◆ Your goal
Retype the part of the review of BK Opera's La Traviata that opens with the words containing "Monday, August 21, 2017" and closes with "Opera's latest production.", keeping every word and mark unchanged.

◆ Given passage
+--
Monday, August 21, 2017

Well-tuned dramatic intent accompanies BK Opera's simple but effective La Traviata


Simple but effective, with a few notable performances, although not without issue, the heart of Verdi's La Traviata remains in place in BK Opera's latest production.

BK Opera chorus, La Traviata
A woman's portrait shaped by soft-coloured camellias forms the centrepiece of the company's sharp-looking promotional material, an idea that no doubt stems from the source of Verdi's popular mid-period work, Alexandre Dumas' 1848 novel, La Dame aux Camélias or The Lady of the Camillias. They also come incorporated into director Kate Millet's work as back-wall projections as part of a range of flowers in a botanical parade of time-lapse photography of blossoming beauty. They're succulent and sexual but they don't strike with theatrical impact in the small display field they are allotted below the prominent English surtitles.

There are no shortage of clever ideas brought to the table in an overall vision that balances the background of gaiety and an accumulation of fateful circumstances that envelop Violetta Valéry's world but some are not resolved in a way that enhance the audience's experience. The large space of the arch-ceilinged Reid Street Auditorium is pleasantly serviceable for the cast of young singers but the results are mixed with the audience seating placed perpendicular to a small open stage area facing a central aisle where some of the action occurs.

In a fine start, Act 1 opens with a small, lively ensemble of bunny-eared sex kittens ready to party at Violetta's salon in every which well-choreographed raunchy way. In their see-through light silken ivory outfits, the feel is 1940s, attractive alongside the attending men in black and white formals. Together, they do decent work of setting a scene of debauchery and harmonising richly in voice.

Rada Tochalna as Violetta
The aisle works a close-up treat for Act 2's encounter between Violetta, a radiant Rada Tochalna who lays out a beautifully paced interpretation and breezes firmly through ornamentations, and Giorgio Germont, a role well considered in portraying him as Alfredo's brother and who Josh Erdelyi-Gotz brought warmth, forthrightness and emotional weight. But the effect was compromised by lighting that the audience's eyes take a direct hit from.

Violetta's bedroom, scene of Act 3, starts well enough on the stage, though wasn't there something more than a hall chair that Violetta could sit ill and dying on? Tochalna made the most of it as the confidence and drama in her performance took a further leap but the final tragedy is played out sprawled on the aisle floor, blocked from view. Had the area been raised, the desired effect could have been delivered more effectively for a dying Violetta being nursed by a distraught Alfredo, who Patrick MacDevitt brought bull-at-a-gate temperament and a jealous streak to but tended to push vocal warmth through an overwhelming roaring forte in the top range with it.
+--
◆ Information provided
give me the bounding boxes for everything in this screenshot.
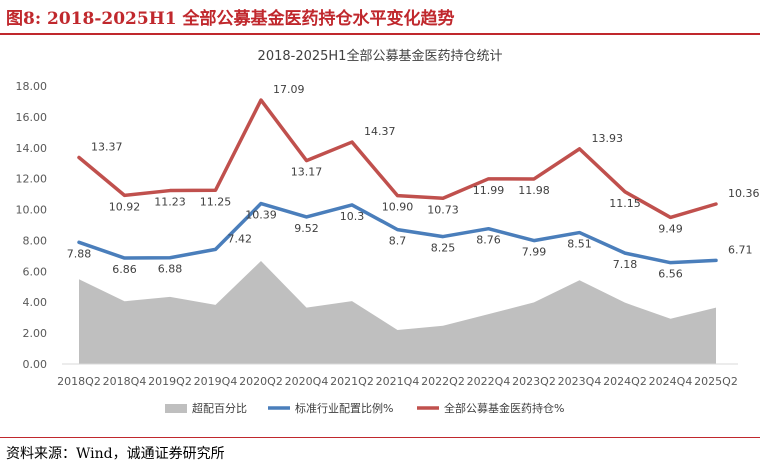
+--
◆ Exercise output
Monday, August 21, 2017

Well-tuned dramatic intent accompanies BK Opera's simple but effective La Traviata


Simple but effective, with a few notable performances, although not without issue, the heart of Verdi's La Traviata remains in place in BK Opera's latest production.